- _FRAGMENTO_:
-------
Por Mouris Salloum George
La experiencia mexicana lo demanda: nunca más volver a creer que la grandeza de un país debe ser producto de una simple copia. Nunca más dejar que los saltos espectaculares triunfen sobre el equilibrio y atenten contra el respeto que nos debemos como pueblo.
El mexicano ha sido sometido en las últimas décadas a un tratamiento intolerable, de extrema injusticia para pagar caprichos de administraciones desatendidas de su mandato: grandes franjas de la población quedaron extenuadas, aturdidas, confundidas y perdieron muchos de los rasgos de identidad que definían al conjunto del país.
La destrucción sistemática del orgullo del mexicano se debe, en gran parte, a que no se supo comprender el principio de organización del concepto milenario de República, como jerarquización del manejo de los asuntos públicos, con estructuras responsables ante el poder; cada quien a su obligación.
-------
Elementos de datos
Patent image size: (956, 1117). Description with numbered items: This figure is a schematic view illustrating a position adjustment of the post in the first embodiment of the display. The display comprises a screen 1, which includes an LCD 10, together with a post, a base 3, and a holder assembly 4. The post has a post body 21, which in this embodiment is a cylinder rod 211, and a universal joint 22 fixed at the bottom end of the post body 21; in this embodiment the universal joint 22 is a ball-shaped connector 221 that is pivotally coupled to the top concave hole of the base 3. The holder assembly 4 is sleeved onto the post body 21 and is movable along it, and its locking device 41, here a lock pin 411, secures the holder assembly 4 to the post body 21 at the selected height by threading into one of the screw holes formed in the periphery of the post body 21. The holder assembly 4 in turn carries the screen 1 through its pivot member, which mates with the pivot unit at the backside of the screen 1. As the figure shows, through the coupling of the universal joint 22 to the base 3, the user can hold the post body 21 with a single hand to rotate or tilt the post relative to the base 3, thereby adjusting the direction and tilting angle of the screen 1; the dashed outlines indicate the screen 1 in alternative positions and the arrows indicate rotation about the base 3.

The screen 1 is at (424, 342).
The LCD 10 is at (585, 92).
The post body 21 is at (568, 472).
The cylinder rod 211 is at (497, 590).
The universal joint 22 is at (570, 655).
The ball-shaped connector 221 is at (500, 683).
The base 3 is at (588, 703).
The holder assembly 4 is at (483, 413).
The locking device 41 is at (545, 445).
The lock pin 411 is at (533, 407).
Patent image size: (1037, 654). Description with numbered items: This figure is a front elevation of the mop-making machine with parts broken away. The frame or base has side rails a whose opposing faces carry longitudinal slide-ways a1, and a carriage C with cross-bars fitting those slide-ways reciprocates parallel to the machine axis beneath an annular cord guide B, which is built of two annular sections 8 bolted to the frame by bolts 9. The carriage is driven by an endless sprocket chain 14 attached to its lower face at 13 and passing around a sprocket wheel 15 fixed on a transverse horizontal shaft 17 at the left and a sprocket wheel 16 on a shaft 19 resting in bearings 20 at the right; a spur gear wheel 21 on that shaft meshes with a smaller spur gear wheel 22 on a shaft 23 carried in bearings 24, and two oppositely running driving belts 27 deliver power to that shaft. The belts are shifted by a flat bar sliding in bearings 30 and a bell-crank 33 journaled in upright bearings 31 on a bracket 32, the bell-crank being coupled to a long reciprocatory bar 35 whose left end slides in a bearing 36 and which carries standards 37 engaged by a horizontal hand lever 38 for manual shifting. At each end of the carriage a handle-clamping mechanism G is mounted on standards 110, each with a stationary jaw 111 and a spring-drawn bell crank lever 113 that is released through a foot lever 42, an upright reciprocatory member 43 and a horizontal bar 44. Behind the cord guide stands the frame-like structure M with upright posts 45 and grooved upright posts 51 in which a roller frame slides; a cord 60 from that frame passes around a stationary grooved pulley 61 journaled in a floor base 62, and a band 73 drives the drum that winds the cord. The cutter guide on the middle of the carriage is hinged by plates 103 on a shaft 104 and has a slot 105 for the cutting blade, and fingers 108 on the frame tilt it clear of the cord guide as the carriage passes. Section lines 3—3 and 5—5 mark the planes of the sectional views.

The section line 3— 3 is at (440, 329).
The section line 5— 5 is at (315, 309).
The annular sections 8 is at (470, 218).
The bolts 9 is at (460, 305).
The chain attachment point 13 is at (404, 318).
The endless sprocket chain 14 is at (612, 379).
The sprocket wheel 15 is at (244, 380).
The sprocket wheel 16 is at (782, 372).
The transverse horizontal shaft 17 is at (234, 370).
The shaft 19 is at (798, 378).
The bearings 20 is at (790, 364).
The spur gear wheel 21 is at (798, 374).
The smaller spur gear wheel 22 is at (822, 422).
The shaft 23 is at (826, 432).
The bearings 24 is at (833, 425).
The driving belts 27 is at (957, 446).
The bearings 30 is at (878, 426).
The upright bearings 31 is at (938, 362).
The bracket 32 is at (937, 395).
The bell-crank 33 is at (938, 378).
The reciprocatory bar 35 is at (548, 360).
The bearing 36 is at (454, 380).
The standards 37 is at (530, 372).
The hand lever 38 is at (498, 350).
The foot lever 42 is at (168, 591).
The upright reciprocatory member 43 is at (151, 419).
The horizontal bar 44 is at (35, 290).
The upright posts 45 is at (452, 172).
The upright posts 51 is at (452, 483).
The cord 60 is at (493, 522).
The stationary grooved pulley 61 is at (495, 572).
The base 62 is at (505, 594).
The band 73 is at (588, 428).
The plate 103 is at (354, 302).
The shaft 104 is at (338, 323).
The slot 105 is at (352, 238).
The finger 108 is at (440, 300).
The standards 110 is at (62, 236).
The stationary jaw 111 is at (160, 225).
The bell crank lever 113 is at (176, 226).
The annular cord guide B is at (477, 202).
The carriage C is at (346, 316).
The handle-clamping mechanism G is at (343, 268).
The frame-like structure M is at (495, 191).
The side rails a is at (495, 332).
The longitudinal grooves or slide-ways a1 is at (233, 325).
-------
- _EJERCICIO A_:
Según el fragmento, ¿a qué se debe, en gran parte, la destrucción sistemática del orgullo del mexicano?
- _EJERCICIO B_:
Indica si cada afirmación concuerda con el fragmento y cita las palabras que lo deciden: (i) Grandes franjas de la población perdieron muchos de sus rasgos de identidad. (ii) La grandeza de un país debe ser producto de una copia. (iii) El tratamiento intolerable al mexicano ocurrió en los últimos siglos.
- _EJERCICIO C_:
Reproduce tal cual el pasaje del fragmento que empieza en "La destrucción sistemática" y termina en "a su obligación.".
Los datos no intervienen en esta parte.

- _SOLUCIÓN A_:
A que no se supo comprender el principio de organización del concepto milenario de República.

- _SOLUCIÓN B_:
(i) Sí: "perdieron muchos de los rasgos de identidad que definían al conjunto del país".
(ii) No: "nunca más volver a creer que la grandeza de un país debe ser producto de una simple copia".
(iii) No: "ha sido sometido en las últimas décadas a un tratamiento intolerable".

- _SOLUCIÓN C_:
La destrucción sistemática del orgullo del mexicano se debe, en gran parte, a que no se supo comprender el principio de organización del concepto milenario de República, como jerarquización del manejo de los asuntos públicos, con estructuras responsables ante el poder; cada quien a su obligación.